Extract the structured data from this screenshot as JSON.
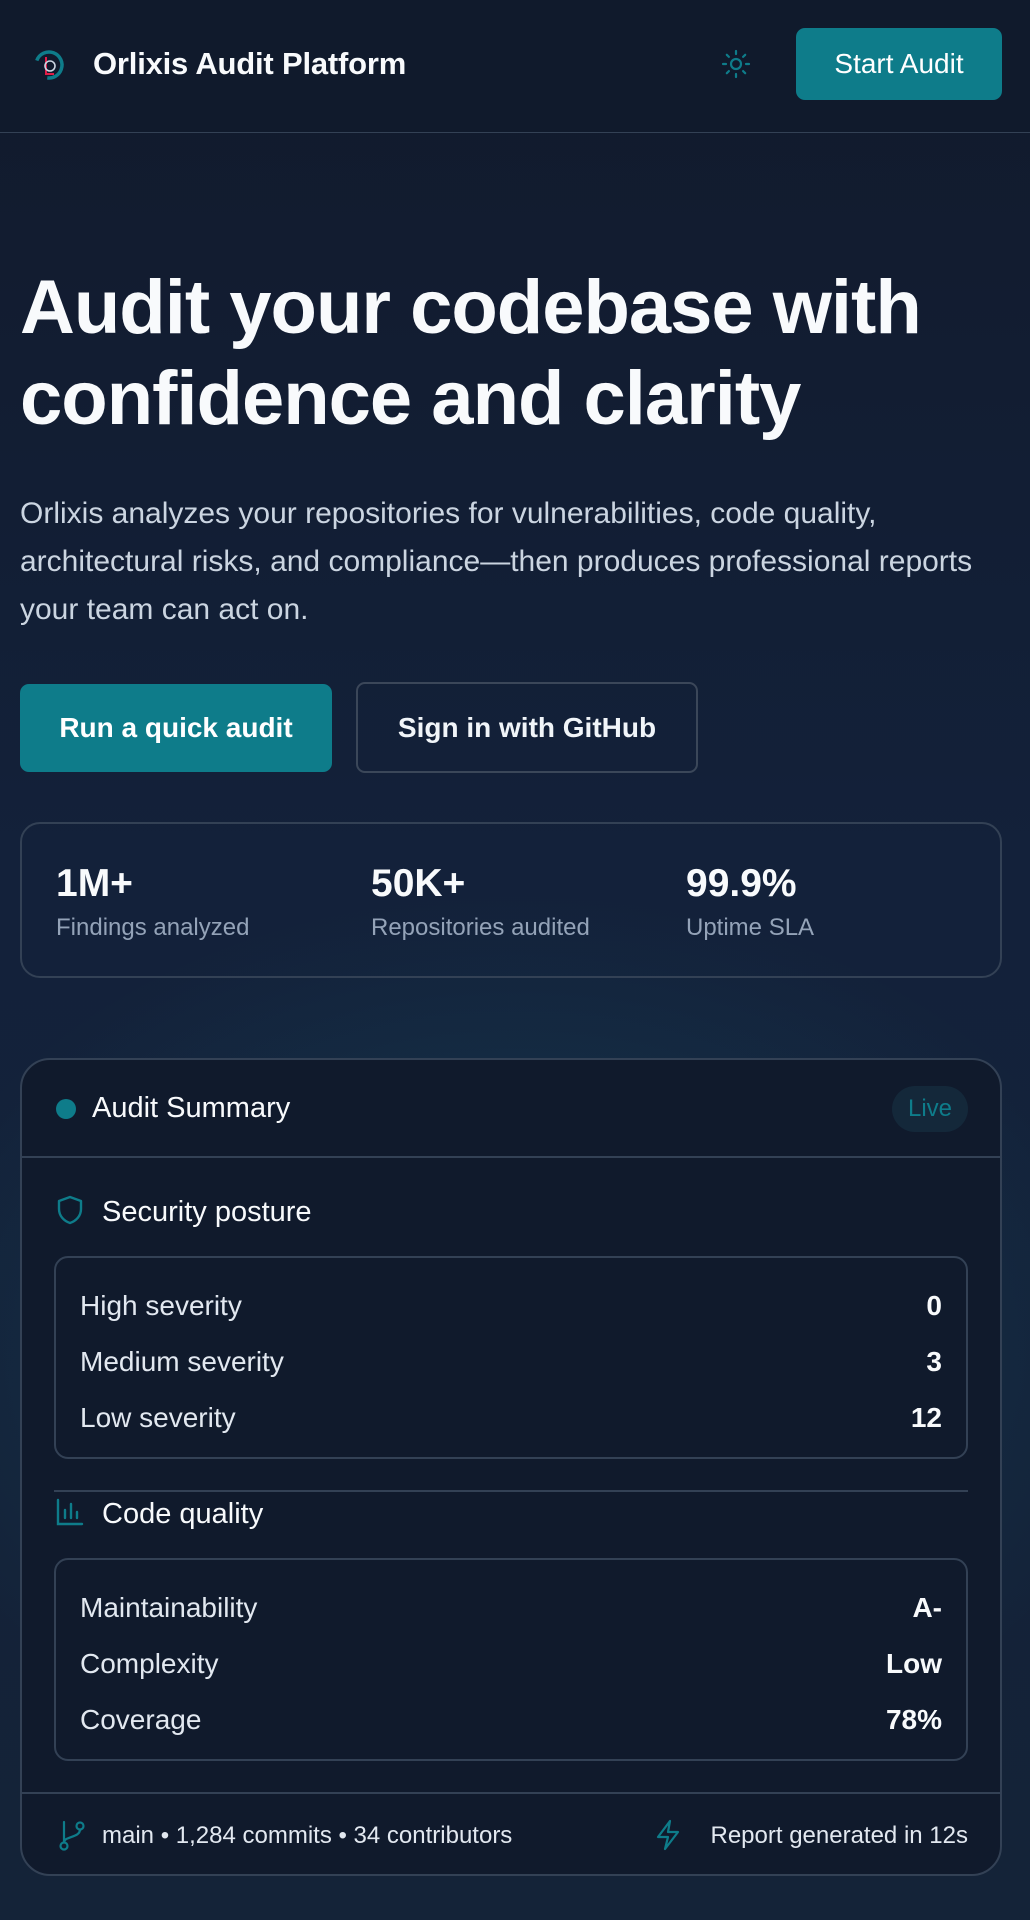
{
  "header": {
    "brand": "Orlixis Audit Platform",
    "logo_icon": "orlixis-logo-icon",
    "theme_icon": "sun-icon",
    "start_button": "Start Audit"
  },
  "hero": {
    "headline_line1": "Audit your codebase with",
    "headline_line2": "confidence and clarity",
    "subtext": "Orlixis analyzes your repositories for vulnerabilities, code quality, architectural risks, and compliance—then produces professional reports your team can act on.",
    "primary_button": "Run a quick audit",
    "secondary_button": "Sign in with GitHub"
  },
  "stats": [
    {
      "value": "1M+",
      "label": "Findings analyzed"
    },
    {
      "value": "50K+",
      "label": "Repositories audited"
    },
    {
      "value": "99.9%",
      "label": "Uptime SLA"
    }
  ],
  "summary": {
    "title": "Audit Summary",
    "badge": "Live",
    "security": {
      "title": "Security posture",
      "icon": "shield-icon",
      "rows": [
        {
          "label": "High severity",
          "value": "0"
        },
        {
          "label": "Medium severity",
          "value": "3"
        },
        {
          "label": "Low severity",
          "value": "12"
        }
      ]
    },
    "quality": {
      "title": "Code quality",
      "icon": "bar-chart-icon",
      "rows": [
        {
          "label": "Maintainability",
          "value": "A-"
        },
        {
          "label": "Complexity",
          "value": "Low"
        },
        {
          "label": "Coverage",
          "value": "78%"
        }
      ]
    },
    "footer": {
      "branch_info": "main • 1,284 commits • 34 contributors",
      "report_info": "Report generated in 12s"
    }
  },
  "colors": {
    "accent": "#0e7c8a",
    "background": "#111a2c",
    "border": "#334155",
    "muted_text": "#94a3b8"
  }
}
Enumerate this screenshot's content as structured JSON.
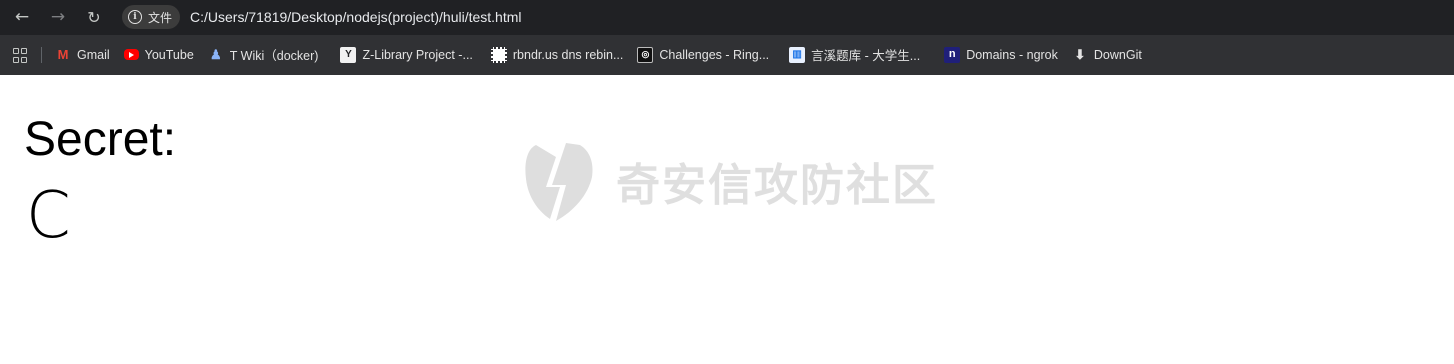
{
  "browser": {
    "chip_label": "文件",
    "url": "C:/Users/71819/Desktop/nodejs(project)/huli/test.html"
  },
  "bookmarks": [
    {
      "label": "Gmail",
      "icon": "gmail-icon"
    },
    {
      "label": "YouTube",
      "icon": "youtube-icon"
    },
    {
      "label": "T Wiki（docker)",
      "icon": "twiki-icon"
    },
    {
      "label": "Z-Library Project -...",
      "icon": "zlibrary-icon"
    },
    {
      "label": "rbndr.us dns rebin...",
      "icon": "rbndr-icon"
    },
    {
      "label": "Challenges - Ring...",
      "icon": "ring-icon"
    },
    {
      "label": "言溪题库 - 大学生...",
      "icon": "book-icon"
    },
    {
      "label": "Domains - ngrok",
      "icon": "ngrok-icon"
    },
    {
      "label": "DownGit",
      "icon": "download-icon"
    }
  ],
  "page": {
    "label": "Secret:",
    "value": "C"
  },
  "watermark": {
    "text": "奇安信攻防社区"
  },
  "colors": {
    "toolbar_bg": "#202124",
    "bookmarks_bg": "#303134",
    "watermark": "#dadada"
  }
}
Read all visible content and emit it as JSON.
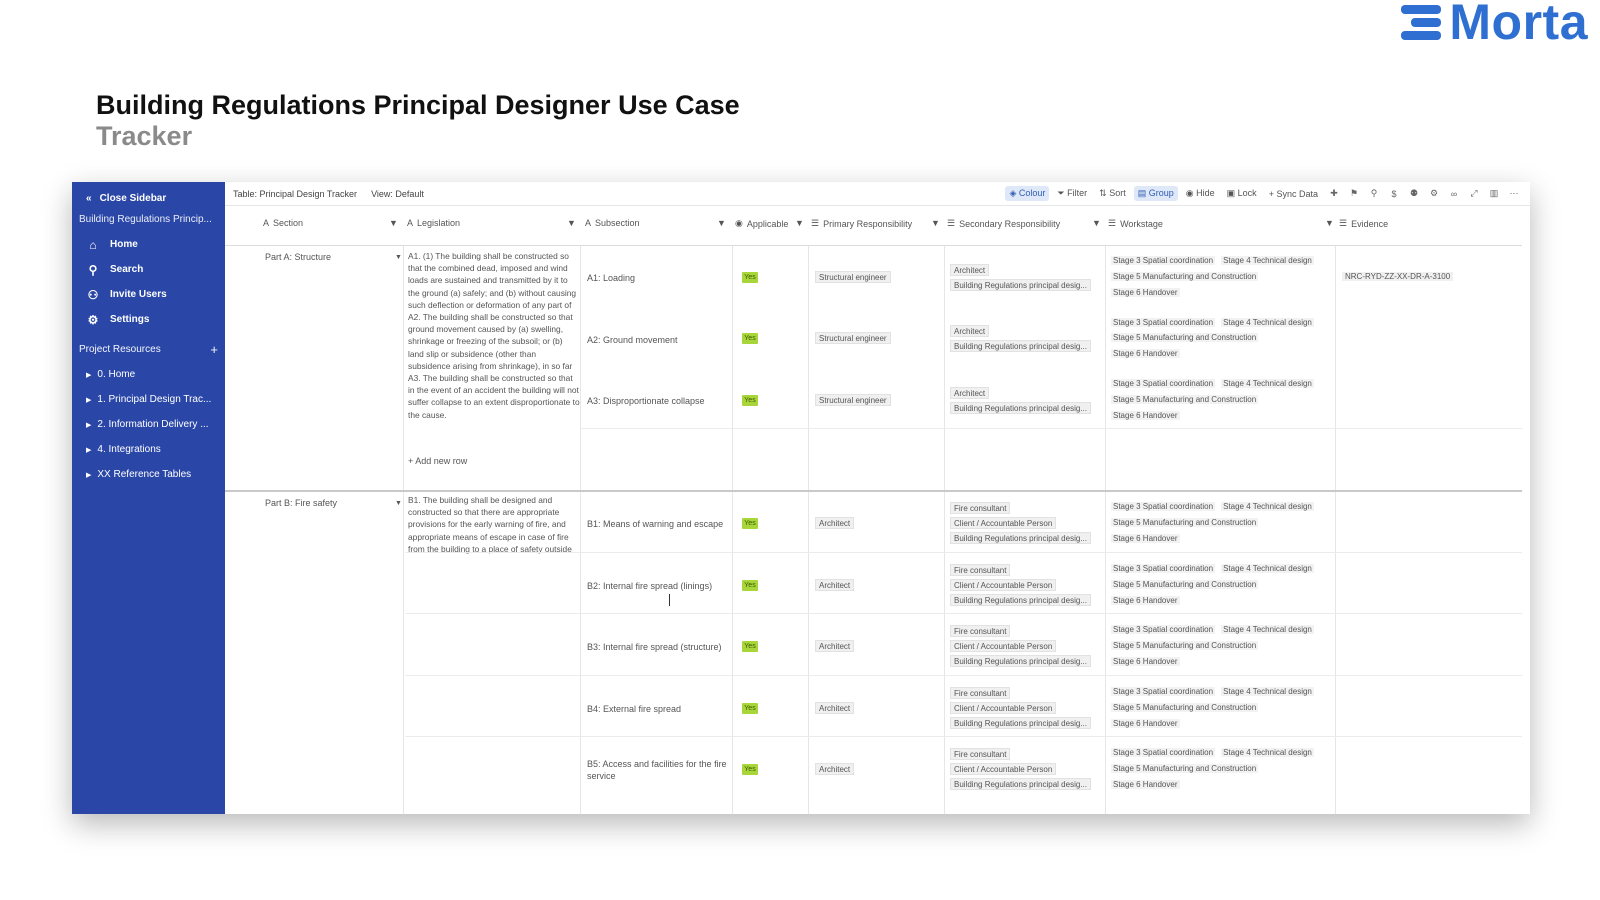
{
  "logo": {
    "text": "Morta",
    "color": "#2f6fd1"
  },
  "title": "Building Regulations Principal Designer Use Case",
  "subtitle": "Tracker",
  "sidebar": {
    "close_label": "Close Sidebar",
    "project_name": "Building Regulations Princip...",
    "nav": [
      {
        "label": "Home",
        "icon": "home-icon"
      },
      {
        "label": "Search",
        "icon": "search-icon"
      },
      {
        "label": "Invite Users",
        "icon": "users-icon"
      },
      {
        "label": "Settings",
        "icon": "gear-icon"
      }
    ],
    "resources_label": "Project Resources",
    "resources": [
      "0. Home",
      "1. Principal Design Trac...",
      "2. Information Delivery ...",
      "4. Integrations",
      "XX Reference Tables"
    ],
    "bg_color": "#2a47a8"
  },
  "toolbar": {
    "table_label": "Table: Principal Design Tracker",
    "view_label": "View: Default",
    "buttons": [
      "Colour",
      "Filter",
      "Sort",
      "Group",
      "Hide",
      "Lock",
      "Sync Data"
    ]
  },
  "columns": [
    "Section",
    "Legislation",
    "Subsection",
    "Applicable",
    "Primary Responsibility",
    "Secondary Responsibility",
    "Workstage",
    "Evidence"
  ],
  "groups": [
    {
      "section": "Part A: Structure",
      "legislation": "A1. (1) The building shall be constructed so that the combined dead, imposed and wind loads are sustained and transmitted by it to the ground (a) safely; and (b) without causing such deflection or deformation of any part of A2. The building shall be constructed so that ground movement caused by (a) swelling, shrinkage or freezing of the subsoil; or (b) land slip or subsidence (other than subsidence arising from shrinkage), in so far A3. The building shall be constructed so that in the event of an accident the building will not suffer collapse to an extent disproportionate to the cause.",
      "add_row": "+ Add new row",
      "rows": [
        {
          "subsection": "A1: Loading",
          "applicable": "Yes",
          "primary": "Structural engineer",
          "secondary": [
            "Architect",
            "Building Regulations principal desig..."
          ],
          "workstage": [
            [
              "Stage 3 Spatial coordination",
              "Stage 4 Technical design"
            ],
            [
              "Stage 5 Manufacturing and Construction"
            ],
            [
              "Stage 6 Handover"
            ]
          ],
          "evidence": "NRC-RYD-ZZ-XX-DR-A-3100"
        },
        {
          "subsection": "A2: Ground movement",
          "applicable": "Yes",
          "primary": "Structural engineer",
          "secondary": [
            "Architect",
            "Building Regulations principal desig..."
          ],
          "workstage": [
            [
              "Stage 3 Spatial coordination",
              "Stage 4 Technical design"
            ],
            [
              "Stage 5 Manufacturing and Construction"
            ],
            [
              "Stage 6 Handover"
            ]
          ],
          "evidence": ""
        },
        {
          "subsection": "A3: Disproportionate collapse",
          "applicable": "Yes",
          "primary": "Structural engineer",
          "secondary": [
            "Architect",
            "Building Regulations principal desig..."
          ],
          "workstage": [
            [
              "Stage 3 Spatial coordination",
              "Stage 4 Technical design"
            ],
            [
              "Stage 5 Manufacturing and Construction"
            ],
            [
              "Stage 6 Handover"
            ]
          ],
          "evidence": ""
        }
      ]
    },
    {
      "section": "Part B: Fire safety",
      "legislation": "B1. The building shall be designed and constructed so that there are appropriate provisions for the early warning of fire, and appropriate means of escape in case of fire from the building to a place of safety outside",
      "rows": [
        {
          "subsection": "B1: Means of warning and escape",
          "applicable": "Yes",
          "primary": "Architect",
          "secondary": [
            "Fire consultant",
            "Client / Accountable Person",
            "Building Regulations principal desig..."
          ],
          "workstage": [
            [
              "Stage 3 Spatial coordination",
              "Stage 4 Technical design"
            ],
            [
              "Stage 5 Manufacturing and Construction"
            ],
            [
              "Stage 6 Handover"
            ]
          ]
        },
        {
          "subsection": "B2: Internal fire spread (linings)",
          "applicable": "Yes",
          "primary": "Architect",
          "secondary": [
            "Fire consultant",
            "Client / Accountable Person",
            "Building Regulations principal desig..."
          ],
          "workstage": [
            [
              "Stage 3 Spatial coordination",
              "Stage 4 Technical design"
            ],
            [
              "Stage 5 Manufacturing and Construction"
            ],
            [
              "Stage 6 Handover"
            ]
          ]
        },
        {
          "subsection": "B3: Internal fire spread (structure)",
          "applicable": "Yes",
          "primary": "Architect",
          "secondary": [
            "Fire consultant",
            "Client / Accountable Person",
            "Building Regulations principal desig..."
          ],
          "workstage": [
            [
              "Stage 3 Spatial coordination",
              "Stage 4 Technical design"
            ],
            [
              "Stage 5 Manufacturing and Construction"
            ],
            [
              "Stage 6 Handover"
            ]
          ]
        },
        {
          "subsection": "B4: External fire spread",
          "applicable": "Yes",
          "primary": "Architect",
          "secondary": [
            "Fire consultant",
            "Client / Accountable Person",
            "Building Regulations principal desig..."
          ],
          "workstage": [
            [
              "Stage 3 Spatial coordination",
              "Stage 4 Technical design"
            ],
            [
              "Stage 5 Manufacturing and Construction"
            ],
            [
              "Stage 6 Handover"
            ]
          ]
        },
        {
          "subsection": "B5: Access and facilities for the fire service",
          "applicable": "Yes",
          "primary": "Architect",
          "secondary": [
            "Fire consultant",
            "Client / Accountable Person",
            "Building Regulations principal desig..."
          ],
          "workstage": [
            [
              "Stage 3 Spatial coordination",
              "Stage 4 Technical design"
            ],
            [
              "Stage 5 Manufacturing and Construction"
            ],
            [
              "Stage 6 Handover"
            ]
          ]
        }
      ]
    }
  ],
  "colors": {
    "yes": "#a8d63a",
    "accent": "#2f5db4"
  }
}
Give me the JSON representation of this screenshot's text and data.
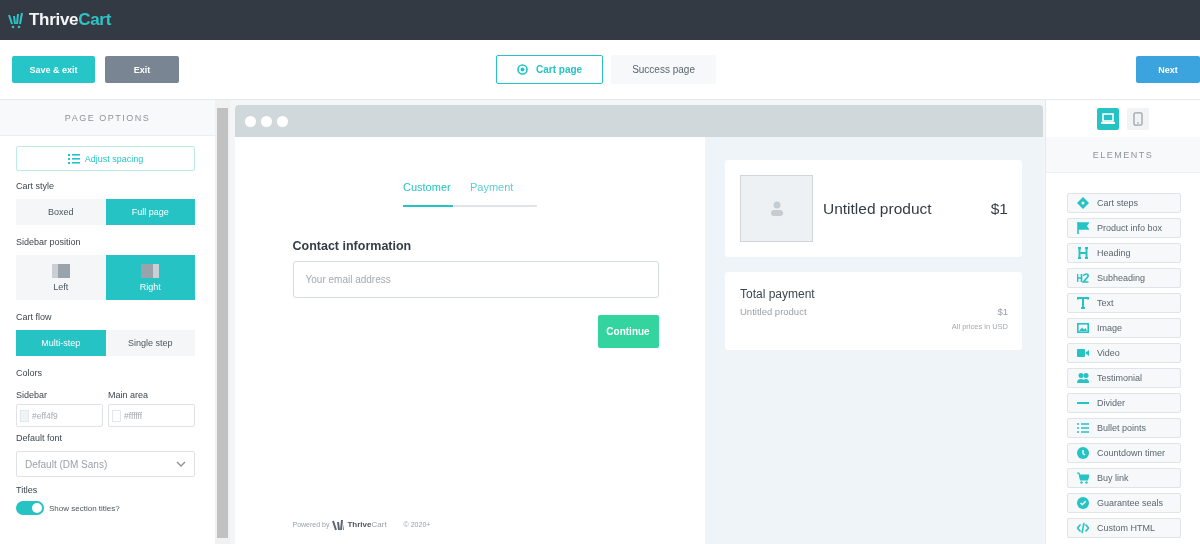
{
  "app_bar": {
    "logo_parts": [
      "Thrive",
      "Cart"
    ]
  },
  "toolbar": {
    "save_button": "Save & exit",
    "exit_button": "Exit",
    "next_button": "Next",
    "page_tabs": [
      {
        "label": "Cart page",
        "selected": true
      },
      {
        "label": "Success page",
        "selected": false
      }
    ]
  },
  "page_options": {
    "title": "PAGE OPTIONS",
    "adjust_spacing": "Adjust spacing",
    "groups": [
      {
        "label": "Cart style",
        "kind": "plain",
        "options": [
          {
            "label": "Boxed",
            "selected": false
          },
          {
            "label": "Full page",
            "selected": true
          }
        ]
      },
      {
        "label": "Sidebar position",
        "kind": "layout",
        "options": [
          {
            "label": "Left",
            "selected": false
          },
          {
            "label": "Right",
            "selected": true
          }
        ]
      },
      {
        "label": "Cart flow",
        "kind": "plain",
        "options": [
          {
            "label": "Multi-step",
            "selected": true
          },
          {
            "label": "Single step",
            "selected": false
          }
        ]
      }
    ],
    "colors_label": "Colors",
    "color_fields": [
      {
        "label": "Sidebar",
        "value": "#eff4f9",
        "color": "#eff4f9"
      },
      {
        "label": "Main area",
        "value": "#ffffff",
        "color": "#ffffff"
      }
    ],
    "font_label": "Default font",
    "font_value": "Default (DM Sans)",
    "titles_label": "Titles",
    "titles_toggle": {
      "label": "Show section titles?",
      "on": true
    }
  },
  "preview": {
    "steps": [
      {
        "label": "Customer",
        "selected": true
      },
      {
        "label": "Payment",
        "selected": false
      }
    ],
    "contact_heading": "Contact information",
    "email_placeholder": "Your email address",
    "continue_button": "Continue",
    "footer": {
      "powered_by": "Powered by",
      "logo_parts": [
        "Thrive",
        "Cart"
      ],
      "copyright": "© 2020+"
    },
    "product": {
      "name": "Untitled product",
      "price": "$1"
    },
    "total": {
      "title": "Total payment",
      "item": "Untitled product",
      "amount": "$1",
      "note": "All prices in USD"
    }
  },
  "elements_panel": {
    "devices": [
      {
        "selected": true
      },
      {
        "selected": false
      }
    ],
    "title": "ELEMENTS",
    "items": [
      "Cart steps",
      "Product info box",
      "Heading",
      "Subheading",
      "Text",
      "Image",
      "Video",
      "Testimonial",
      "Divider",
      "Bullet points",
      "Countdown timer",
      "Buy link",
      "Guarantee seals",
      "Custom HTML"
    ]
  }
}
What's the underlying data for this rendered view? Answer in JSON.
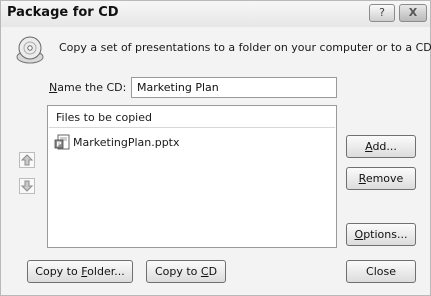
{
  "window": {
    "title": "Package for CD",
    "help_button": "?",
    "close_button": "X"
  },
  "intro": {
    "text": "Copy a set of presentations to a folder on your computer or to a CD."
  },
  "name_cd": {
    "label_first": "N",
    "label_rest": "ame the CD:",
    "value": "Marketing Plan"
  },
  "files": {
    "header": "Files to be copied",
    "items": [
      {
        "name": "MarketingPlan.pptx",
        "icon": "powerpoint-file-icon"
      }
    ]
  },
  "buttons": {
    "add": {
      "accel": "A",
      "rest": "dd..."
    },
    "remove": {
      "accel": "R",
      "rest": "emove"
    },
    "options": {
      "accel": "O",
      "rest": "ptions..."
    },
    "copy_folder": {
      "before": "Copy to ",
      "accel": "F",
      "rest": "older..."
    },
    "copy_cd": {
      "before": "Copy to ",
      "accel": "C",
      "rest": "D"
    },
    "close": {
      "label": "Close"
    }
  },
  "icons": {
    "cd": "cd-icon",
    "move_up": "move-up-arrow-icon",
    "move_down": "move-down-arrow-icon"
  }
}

Aim. For each line above that contains the word "Untitled", copy that line.

Reply.
      "name": "Untitled product",
      "item": "Untitled product",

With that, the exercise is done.